In the material below, find every line with "Mountain" and pull it out.

The records:
┌──
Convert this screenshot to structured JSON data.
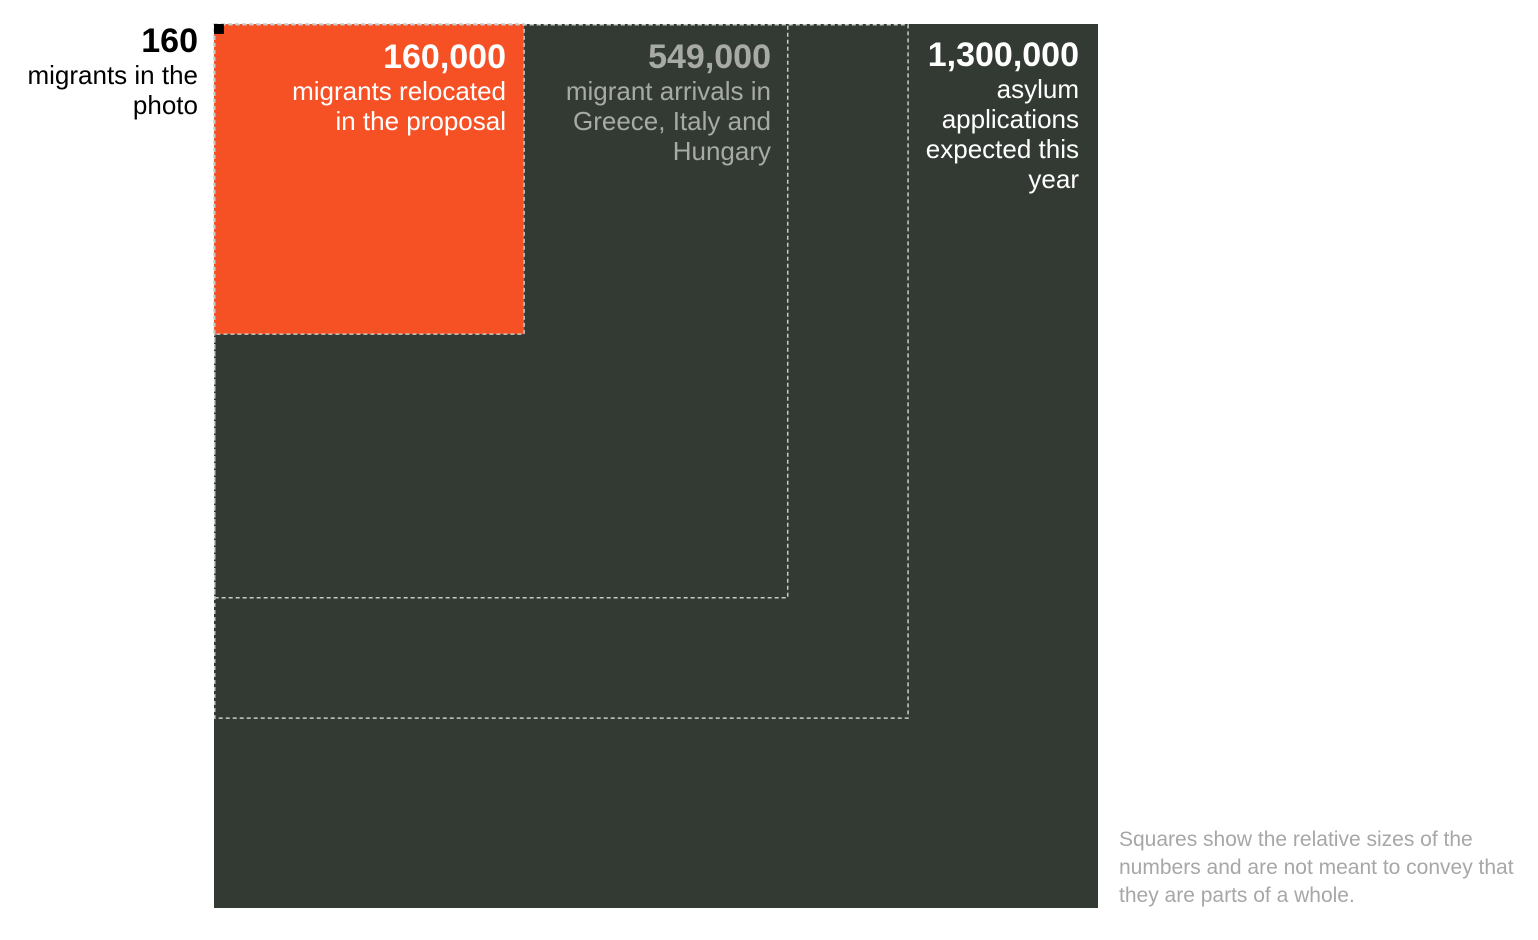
{
  "chart_data": {
    "type": "proportional-area-squares",
    "series": [
      {
        "key": "photo",
        "value": 160,
        "value_label": "160",
        "label": "migrants in the photo",
        "fill": "#000000",
        "style": "solid"
      },
      {
        "key": "relocated",
        "value": 160000,
        "value_label": "160,000",
        "label": "migrants relocated in the proposal",
        "fill": "#f55125",
        "style": "solid-dashed-border"
      },
      {
        "key": "arrivals",
        "value": 549000,
        "value_label": "549,000",
        "label": "migrant arrivals in Greece, Italy and Hungary",
        "fill": "none",
        "style": "dashed-outline"
      },
      {
        "key": "applications",
        "value": 1300000,
        "value_label": "1,300,000",
        "label": "asylum applications expected this year",
        "fill": "#323a33",
        "style": "solid"
      }
    ],
    "footnote": "Squares show the relative sizes of the numbers and are not meant to convey that they are parts of a whole."
  },
  "colors": {
    "background_square": "#323a33",
    "highlight": "#f55125",
    "dashed_outline": "#c9cbc8",
    "muted_text": "#a7aaa5",
    "footnote_text": "#a7a7a7"
  }
}
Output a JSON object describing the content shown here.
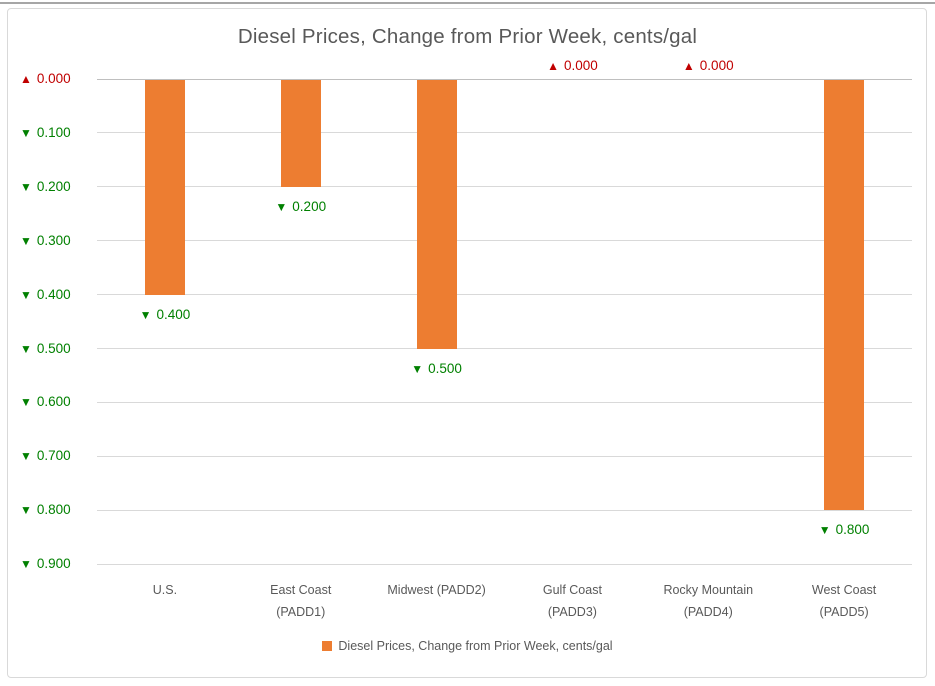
{
  "title": "Diesel Prices, Change from Prior Week, cents/gal",
  "legend": {
    "label": "Diesel Prices, Change from Prior Week, cents/gal",
    "swatch_color": "#ed7d31"
  },
  "colors": {
    "bar": "#ed7d31",
    "increase_red": "#c00000",
    "decrease_green": "#008000",
    "axis_text": "#595959",
    "gridline": "#d9d9d9",
    "axis_line": "#bfbfbf"
  },
  "chart_data": {
    "type": "bar",
    "title": "Diesel Prices, Change from Prior Week, cents/gal",
    "xlabel": "",
    "ylabel": "",
    "ylim": [
      -0.9,
      0.0
    ],
    "grid": true,
    "legend_position": "bottom",
    "series_name": "Diesel Prices, Change from Prior Week, cents/gal",
    "categories": [
      "U.S.",
      "East Coast (PADD1)",
      "Midwest (PADD2)",
      "Gulf Coast (PADD3)",
      "Rocky Mountain (PADD4)",
      "West Coast (PADD5)"
    ],
    "values": [
      -0.4,
      -0.2,
      -0.5,
      0.0,
      0.0,
      -0.8
    ],
    "x_label_lines": [
      [
        "U.S."
      ],
      [
        "East Coast",
        "(PADD1)"
      ],
      [
        "Midwest (PADD2)"
      ],
      [
        "Gulf Coast",
        "(PADD3)"
      ],
      [
        "Rocky Mountain",
        "(PADD4)"
      ],
      [
        "West Coast",
        "(PADD5)"
      ]
    ],
    "data_labels": [
      {
        "arrow": "▼",
        "value": "0.400",
        "direction": "down"
      },
      {
        "arrow": "▼",
        "value": "0.200",
        "direction": "down"
      },
      {
        "arrow": "▼",
        "value": "0.500",
        "direction": "down"
      },
      {
        "arrow": "▲",
        "value": "0.000",
        "direction": "up"
      },
      {
        "arrow": "▲",
        "value": "0.000",
        "direction": "up"
      },
      {
        "arrow": "▼",
        "value": "0.800",
        "direction": "down"
      }
    ],
    "y_ticks": [
      {
        "arrow": "▲",
        "value": "0.000",
        "direction": "up"
      },
      {
        "arrow": "▼",
        "value": "0.100",
        "direction": "down"
      },
      {
        "arrow": "▼",
        "value": "0.200",
        "direction": "down"
      },
      {
        "arrow": "▼",
        "value": "0.300",
        "direction": "down"
      },
      {
        "arrow": "▼",
        "value": "0.400",
        "direction": "down"
      },
      {
        "arrow": "▼",
        "value": "0.500",
        "direction": "down"
      },
      {
        "arrow": "▼",
        "value": "0.600",
        "direction": "down"
      },
      {
        "arrow": "▼",
        "value": "0.700",
        "direction": "down"
      },
      {
        "arrow": "▼",
        "value": "0.800",
        "direction": "down"
      },
      {
        "arrow": "▼",
        "value": "0.900",
        "direction": "down"
      }
    ]
  }
}
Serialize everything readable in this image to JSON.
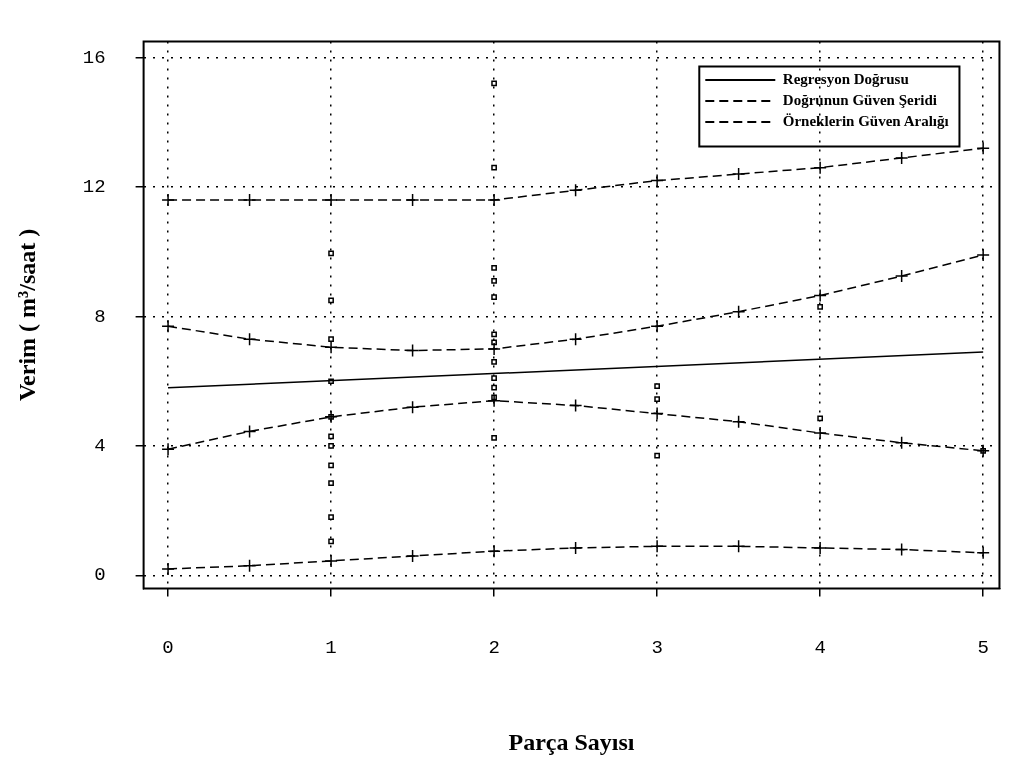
{
  "chart_data": {
    "type": "line",
    "xlabel": "Parça Sayısı",
    "ylabel": "Verim ( m³/saat )",
    "xlim": [
      -0.15,
      5.1
    ],
    "xticks": [
      0,
      1,
      2,
      3,
      4,
      5
    ],
    "ylim": [
      -0.4,
      16.5
    ],
    "yticks": [
      0,
      4,
      8,
      12,
      16
    ],
    "grid": true,
    "legend": "top right",
    "series": [
      {
        "name": "Regresyon Doğrusu",
        "color": "#000000",
        "marker": "none",
        "line_style": "solid",
        "x": [
          0,
          5
        ],
        "values": [
          5.8,
          6.9
        ]
      },
      {
        "name": "Doğrunun Güven Şeridi",
        "color": "#000000",
        "marker": "cross",
        "line_style": "dashed",
        "x": [
          0,
          0.5,
          1,
          1.5,
          2,
          2.5,
          3,
          3.5,
          4,
          4.5,
          5
        ],
        "values": [
          7.7,
          7.3,
          7.05,
          6.95,
          7.0,
          7.3,
          7.7,
          8.15,
          8.65,
          9.25,
          9.9
        ]
      },
      {
        "color": "#000000",
        "marker": "cross",
        "line_style": "dashed",
        "x": [
          0,
          0.5,
          1,
          1.5,
          2,
          2.5,
          3,
          3.5,
          4,
          4.5,
          5
        ],
        "values": [
          3.9,
          4.45,
          4.9,
          5.2,
          5.4,
          5.25,
          5.0,
          4.75,
          4.4,
          4.1,
          3.85
        ]
      },
      {
        "name": "Örneklerin Güven Aralığı",
        "color": "#000000",
        "marker": "cross",
        "line_style": "dashed",
        "x": [
          0,
          0.5,
          1,
          1.5,
          2,
          2.5,
          3,
          3.5,
          4,
          4.5,
          5
        ],
        "values": [
          11.6,
          11.6,
          11.6,
          11.6,
          11.6,
          11.9,
          12.2,
          12.4,
          12.6,
          12.9,
          13.2
        ]
      },
      {
        "color": "#000000",
        "marker": "cross",
        "line_style": "dashed",
        "x": [
          0,
          0.5,
          1,
          1.5,
          2,
          2.5,
          3,
          3.5,
          4,
          4.5,
          5
        ],
        "values": [
          0.2,
          0.3,
          0.45,
          0.6,
          0.75,
          0.85,
          0.9,
          0.9,
          0.85,
          0.8,
          0.7
        ]
      },
      {
        "type": "scatter",
        "color": "#000000",
        "marker": "square",
        "x": [
          1,
          1,
          1,
          1,
          1,
          1,
          1,
          1,
          1,
          1,
          1,
          2,
          2,
          2,
          2,
          2,
          2,
          2,
          2,
          2,
          2,
          2,
          2,
          3,
          3,
          3,
          4,
          4,
          5
        ],
        "values": [
          9.95,
          8.5,
          7.3,
          6.0,
          4.9,
          4.3,
          4.0,
          3.4,
          2.85,
          1.8,
          1.05,
          15.2,
          12.6,
          9.5,
          9.1,
          8.6,
          7.45,
          7.2,
          6.6,
          6.1,
          5.8,
          5.5,
          4.25,
          5.85,
          5.45,
          3.7,
          8.3,
          4.85,
          3.85
        ]
      }
    ]
  }
}
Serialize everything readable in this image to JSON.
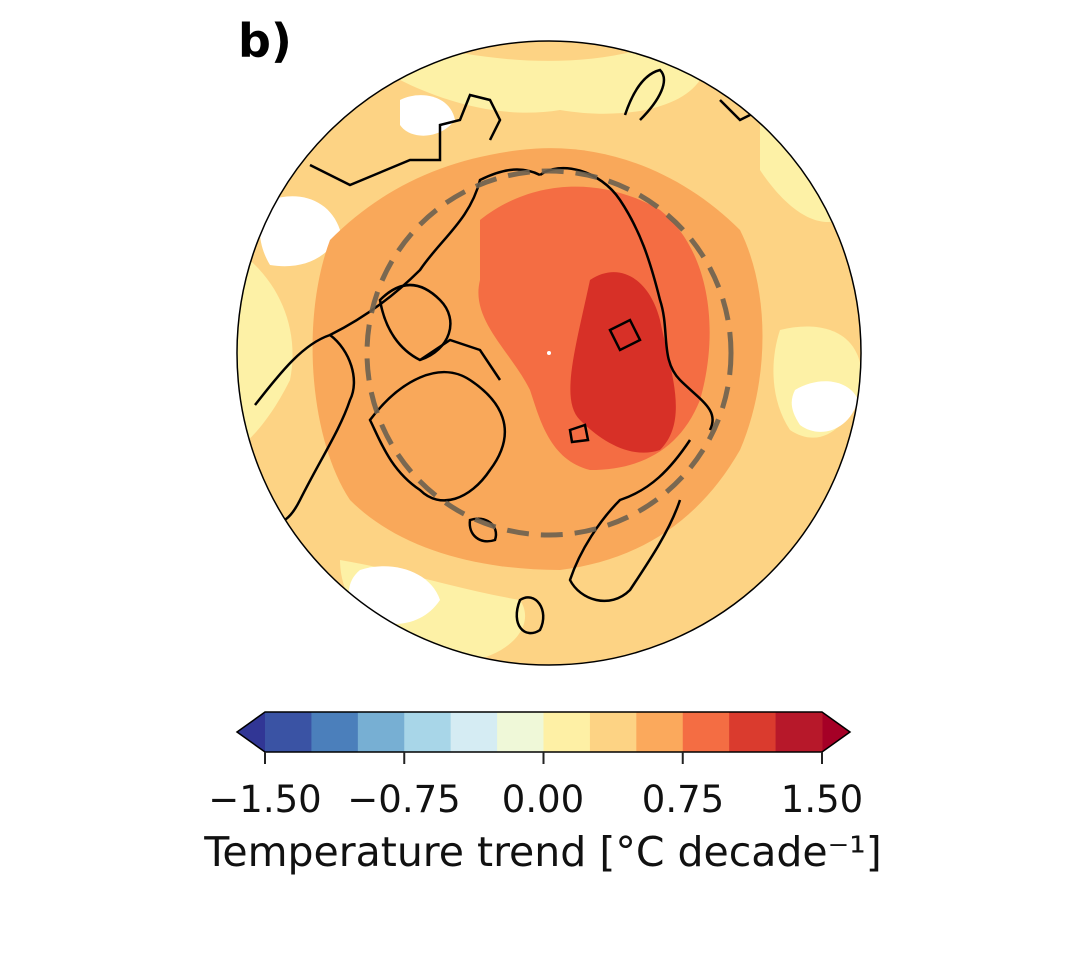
{
  "panel_label": "b)",
  "map": {
    "projection": "north-polar-stereographic",
    "dashed_circle": "Arctic region boundary",
    "colors": {
      "background": "#fdd384",
      "pale": "#fdf1a6",
      "orange": "#f9a85a",
      "red_orange": "#f46d43",
      "red": "#d73027"
    }
  },
  "colorbar": {
    "label": "Temperature trend [°C decade⁻¹]",
    "range": [
      -1.5,
      1.5
    ],
    "step": 0.25,
    "ticks": [
      "−1.50",
      "−0.75",
      "0.00",
      "0.75",
      "1.50"
    ],
    "tick_values": [
      -1.5,
      -0.75,
      0,
      0.75,
      1.5
    ],
    "colors": [
      "#3a53a4",
      "#4b7fbb",
      "#77afd3",
      "#a8d6e8",
      "#d5ecf3",
      "#eff8d8",
      "#fef0a5",
      "#fdd384",
      "#fba95c",
      "#f46d43",
      "#da3b2e",
      "#b7182a"
    ],
    "under_color": "#313695",
    "over_color": "#a50026",
    "extend": "both"
  }
}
└──
Solution to this exercise:
      "Rocky Mountain (PADD4)",
        "Rocky Mountain",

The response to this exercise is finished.